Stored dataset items
>>

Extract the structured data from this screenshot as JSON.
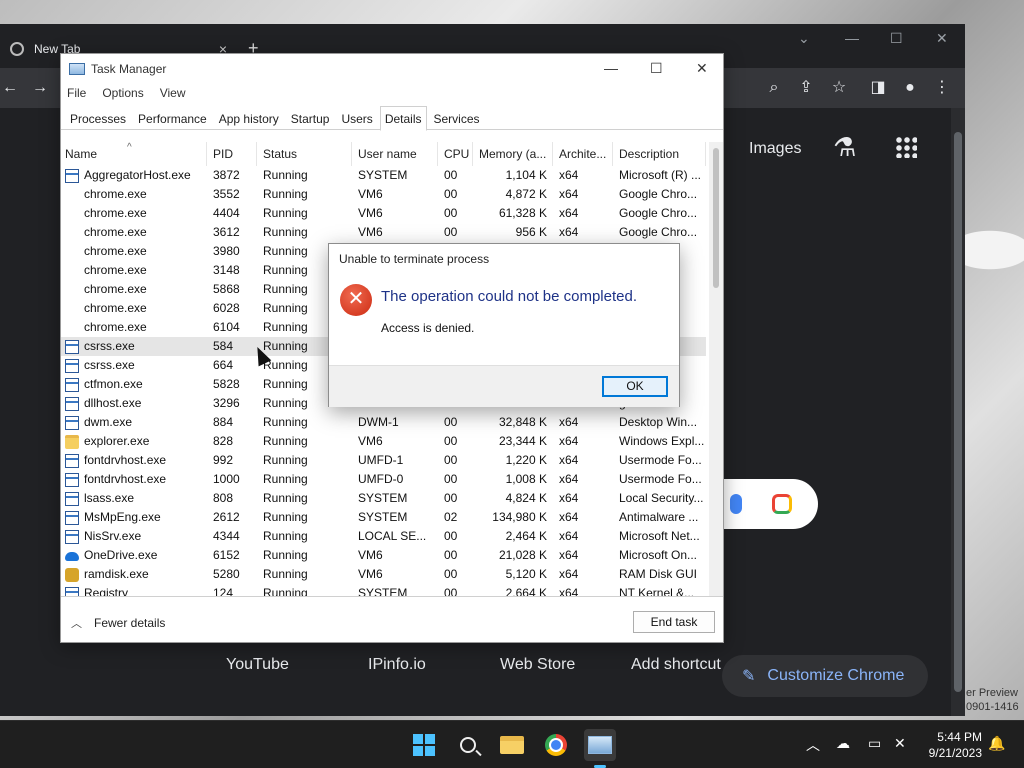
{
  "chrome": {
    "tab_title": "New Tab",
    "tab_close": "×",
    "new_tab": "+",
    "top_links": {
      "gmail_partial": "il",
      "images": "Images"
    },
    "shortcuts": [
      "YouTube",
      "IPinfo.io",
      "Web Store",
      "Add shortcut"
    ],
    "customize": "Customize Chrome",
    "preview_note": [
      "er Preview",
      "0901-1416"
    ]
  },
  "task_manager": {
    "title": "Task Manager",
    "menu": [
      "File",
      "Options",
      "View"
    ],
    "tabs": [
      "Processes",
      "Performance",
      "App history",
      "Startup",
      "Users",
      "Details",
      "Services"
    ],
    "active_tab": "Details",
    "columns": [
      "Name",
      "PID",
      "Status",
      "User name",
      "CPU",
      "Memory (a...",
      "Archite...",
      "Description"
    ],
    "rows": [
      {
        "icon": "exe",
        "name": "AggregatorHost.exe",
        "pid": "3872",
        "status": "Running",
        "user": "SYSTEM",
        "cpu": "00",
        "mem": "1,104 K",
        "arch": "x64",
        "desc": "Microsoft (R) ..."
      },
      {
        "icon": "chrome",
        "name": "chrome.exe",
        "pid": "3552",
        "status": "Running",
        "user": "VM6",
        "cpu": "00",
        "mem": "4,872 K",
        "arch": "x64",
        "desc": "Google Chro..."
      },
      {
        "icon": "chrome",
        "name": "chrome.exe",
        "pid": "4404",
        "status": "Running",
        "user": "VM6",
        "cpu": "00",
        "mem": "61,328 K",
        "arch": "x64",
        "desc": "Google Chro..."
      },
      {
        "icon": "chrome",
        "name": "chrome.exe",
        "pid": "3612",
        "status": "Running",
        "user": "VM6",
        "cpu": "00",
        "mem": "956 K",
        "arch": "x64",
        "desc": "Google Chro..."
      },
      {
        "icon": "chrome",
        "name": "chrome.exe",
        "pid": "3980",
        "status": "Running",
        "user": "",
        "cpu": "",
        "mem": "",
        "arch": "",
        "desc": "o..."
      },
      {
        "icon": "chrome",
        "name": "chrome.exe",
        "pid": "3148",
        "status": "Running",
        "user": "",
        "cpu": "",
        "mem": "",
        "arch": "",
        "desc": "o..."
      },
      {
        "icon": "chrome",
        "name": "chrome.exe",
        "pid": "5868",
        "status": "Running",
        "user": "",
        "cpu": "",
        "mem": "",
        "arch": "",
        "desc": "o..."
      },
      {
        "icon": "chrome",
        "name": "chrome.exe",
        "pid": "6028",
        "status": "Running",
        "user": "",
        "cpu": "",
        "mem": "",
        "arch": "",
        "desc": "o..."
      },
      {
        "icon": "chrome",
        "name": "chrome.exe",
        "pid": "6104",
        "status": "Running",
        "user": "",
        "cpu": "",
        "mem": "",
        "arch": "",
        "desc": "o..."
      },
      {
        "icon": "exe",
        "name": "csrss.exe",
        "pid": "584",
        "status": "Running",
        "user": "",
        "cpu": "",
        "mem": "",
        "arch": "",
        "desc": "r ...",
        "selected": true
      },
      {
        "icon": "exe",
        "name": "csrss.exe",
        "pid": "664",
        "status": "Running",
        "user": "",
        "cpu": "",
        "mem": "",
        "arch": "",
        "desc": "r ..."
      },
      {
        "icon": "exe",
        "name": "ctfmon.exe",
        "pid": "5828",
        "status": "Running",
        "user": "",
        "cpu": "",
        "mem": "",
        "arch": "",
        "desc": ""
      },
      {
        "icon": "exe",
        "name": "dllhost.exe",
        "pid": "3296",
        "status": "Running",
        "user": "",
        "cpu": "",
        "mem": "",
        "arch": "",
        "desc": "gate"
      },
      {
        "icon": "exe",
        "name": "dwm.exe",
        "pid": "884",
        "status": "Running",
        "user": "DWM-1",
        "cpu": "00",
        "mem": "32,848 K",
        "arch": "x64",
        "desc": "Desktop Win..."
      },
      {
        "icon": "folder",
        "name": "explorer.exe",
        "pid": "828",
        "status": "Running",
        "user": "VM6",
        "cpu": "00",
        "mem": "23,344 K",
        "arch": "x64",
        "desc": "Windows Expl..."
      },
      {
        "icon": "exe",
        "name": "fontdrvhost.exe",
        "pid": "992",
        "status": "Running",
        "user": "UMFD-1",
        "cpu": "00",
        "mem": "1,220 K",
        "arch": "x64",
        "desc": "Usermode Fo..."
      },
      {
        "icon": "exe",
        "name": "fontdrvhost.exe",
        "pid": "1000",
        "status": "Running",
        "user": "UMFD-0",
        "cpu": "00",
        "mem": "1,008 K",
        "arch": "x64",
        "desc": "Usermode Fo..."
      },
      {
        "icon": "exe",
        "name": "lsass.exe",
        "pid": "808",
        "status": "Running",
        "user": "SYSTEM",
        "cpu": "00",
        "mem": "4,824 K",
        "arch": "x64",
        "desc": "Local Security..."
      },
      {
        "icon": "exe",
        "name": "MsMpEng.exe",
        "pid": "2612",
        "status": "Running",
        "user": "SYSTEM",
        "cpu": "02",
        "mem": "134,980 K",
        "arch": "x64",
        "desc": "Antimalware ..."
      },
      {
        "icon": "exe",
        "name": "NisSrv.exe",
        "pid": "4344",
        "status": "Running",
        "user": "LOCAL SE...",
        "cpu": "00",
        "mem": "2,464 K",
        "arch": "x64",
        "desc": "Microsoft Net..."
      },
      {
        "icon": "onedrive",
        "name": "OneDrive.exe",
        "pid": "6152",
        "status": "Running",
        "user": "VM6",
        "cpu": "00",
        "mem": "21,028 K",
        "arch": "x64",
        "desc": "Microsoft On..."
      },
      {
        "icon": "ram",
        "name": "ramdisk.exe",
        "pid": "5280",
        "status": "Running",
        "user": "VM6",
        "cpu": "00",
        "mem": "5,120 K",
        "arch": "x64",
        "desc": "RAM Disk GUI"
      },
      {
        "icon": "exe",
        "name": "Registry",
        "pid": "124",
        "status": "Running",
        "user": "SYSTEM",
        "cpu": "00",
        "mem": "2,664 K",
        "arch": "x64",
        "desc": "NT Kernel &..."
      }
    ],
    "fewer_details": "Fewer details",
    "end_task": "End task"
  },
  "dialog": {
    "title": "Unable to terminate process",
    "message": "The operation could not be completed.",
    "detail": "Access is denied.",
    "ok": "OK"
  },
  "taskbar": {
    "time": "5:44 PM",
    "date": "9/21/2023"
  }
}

<<

SHORT PROBLEM:
Can the entries above be repeated exactly, without their pictures?

TASK SOLUTION:
Extract the structured data from this screenshot as JSON.
{
  "chrome": {
    "tab_title": "New Tab",
    "tab_close": "×",
    "new_tab": "+",
    "top_links": {
      "gmail_partial": "il",
      "images": "Images"
    },
    "shortcuts": [
      "YouTube",
      "IPinfo.io",
      "Web Store",
      "Add shortcut"
    ],
    "customize": "Customize Chrome",
    "preview_note": [
      "er Preview",
      "0901-1416"
    ]
  },
  "task_manager": {
    "title": "Task Manager",
    "menu": [
      "File",
      "Options",
      "View"
    ],
    "tabs": [
      "Processes",
      "Performance",
      "App history",
      "Startup",
      "Users",
      "Details",
      "Services"
    ],
    "active_tab": "Details",
    "columns": [
      "Name",
      "PID",
      "Status",
      "User name",
      "CPU",
      "Memory (a...",
      "Archite...",
      "Description"
    ],
    "rows": [
      {
        "icon": "exe",
        "name": "AggregatorHost.exe",
        "pid": "3872",
        "status": "Running",
        "user": "SYSTEM",
        "cpu": "00",
        "mem": "1,104 K",
        "arch": "x64",
        "desc": "Microsoft (R) ..."
      },
      {
        "icon": "chrome",
        "name": "chrome.exe",
        "pid": "3552",
        "status": "Running",
        "user": "VM6",
        "cpu": "00",
        "mem": "4,872 K",
        "arch": "x64",
        "desc": "Google Chro..."
      },
      {
        "icon": "chrome",
        "name": "chrome.exe",
        "pid": "4404",
        "status": "Running",
        "user": "VM6",
        "cpu": "00",
        "mem": "61,328 K",
        "arch": "x64",
        "desc": "Google Chro..."
      },
      {
        "icon": "chrome",
        "name": "chrome.exe",
        "pid": "3612",
        "status": "Running",
        "user": "VM6",
        "cpu": "00",
        "mem": "956 K",
        "arch": "x64",
        "desc": "Google Chro..."
      },
      {
        "icon": "chrome",
        "name": "chrome.exe",
        "pid": "3980",
        "status": "Running",
        "user": "",
        "cpu": "",
        "mem": "",
        "arch": "",
        "desc": "o..."
      },
      {
        "icon": "chrome",
        "name": "chrome.exe",
        "pid": "3148",
        "status": "Running",
        "user": "",
        "cpu": "",
        "mem": "",
        "arch": "",
        "desc": "o..."
      },
      {
        "icon": "chrome",
        "name": "chrome.exe",
        "pid": "5868",
        "status": "Running",
        "user": "",
        "cpu": "",
        "mem": "",
        "arch": "",
        "desc": "o..."
      },
      {
        "icon": "chrome",
        "name": "chrome.exe",
        "pid": "6028",
        "status": "Running",
        "user": "",
        "cpu": "",
        "mem": "",
        "arch": "",
        "desc": "o..."
      },
      {
        "icon": "chrome",
        "name": "chrome.exe",
        "pid": "6104",
        "status": "Running",
        "user": "",
        "cpu": "",
        "mem": "",
        "arch": "",
        "desc": "o..."
      },
      {
        "icon": "exe",
        "name": "csrss.exe",
        "pid": "584",
        "status": "Running",
        "user": "",
        "cpu": "",
        "mem": "",
        "arch": "",
        "desc": "r ...",
        "selected": true
      },
      {
        "icon": "exe",
        "name": "csrss.exe",
        "pid": "664",
        "status": "Running",
        "user": "",
        "cpu": "",
        "mem": "",
        "arch": "",
        "desc": "r ..."
      },
      {
        "icon": "exe",
        "name": "ctfmon.exe",
        "pid": "5828",
        "status": "Running",
        "user": "",
        "cpu": "",
        "mem": "",
        "arch": "",
        "desc": ""
      },
      {
        "icon": "exe",
        "name": "dllhost.exe",
        "pid": "3296",
        "status": "Running",
        "user": "",
        "cpu": "",
        "mem": "",
        "arch": "",
        "desc": "gate"
      },
      {
        "icon": "exe",
        "name": "dwm.exe",
        "pid": "884",
        "status": "Running",
        "user": "DWM-1",
        "cpu": "00",
        "mem": "32,848 K",
        "arch": "x64",
        "desc": "Desktop Win..."
      },
      {
        "icon": "folder",
        "name": "explorer.exe",
        "pid": "828",
        "status": "Running",
        "user": "VM6",
        "cpu": "00",
        "mem": "23,344 K",
        "arch": "x64",
        "desc": "Windows Expl..."
      },
      {
        "icon": "exe",
        "name": "fontdrvhost.exe",
        "pid": "992",
        "status": "Running",
        "user": "UMFD-1",
        "cpu": "00",
        "mem": "1,220 K",
        "arch": "x64",
        "desc": "Usermode Fo..."
      },
      {
        "icon": "exe",
        "name": "fontdrvhost.exe",
        "pid": "1000",
        "status": "Running",
        "user": "UMFD-0",
        "cpu": "00",
        "mem": "1,008 K",
        "arch": "x64",
        "desc": "Usermode Fo..."
      },
      {
        "icon": "exe",
        "name": "lsass.exe",
        "pid": "808",
        "status": "Running",
        "user": "SYSTEM",
        "cpu": "00",
        "mem": "4,824 K",
        "arch": "x64",
        "desc": "Local Security..."
      },
      {
        "icon": "exe",
        "name": "MsMpEng.exe",
        "pid": "2612",
        "status": "Running",
        "user": "SYSTEM",
        "cpu": "02",
        "mem": "134,980 K",
        "arch": "x64",
        "desc": "Antimalware ..."
      },
      {
        "icon": "exe",
        "name": "NisSrv.exe",
        "pid": "4344",
        "status": "Running",
        "user": "LOCAL SE...",
        "cpu": "00",
        "mem": "2,464 K",
        "arch": "x64",
        "desc": "Microsoft Net..."
      },
      {
        "icon": "onedrive",
        "name": "OneDrive.exe",
        "pid": "6152",
        "status": "Running",
        "user": "VM6",
        "cpu": "00",
        "mem": "21,028 K",
        "arch": "x64",
        "desc": "Microsoft On..."
      },
      {
        "icon": "ram",
        "name": "ramdisk.exe",
        "pid": "5280",
        "status": "Running",
        "user": "VM6",
        "cpu": "00",
        "mem": "5,120 K",
        "arch": "x64",
        "desc": "RAM Disk GUI"
      },
      {
        "icon": "exe",
        "name": "Registry",
        "pid": "124",
        "status": "Running",
        "user": "SYSTEM",
        "cpu": "00",
        "mem": "2,664 K",
        "arch": "x64",
        "desc": "NT Kernel &..."
      }
    ],
    "fewer_details": "Fewer details",
    "end_task": "End task"
  },
  "dialog": {
    "title": "Unable to terminate process",
    "message": "The operation could not be completed.",
    "detail": "Access is denied.",
    "ok": "OK"
  },
  "taskbar": {
    "time": "5:44 PM",
    "date": "9/21/2023"
  }
}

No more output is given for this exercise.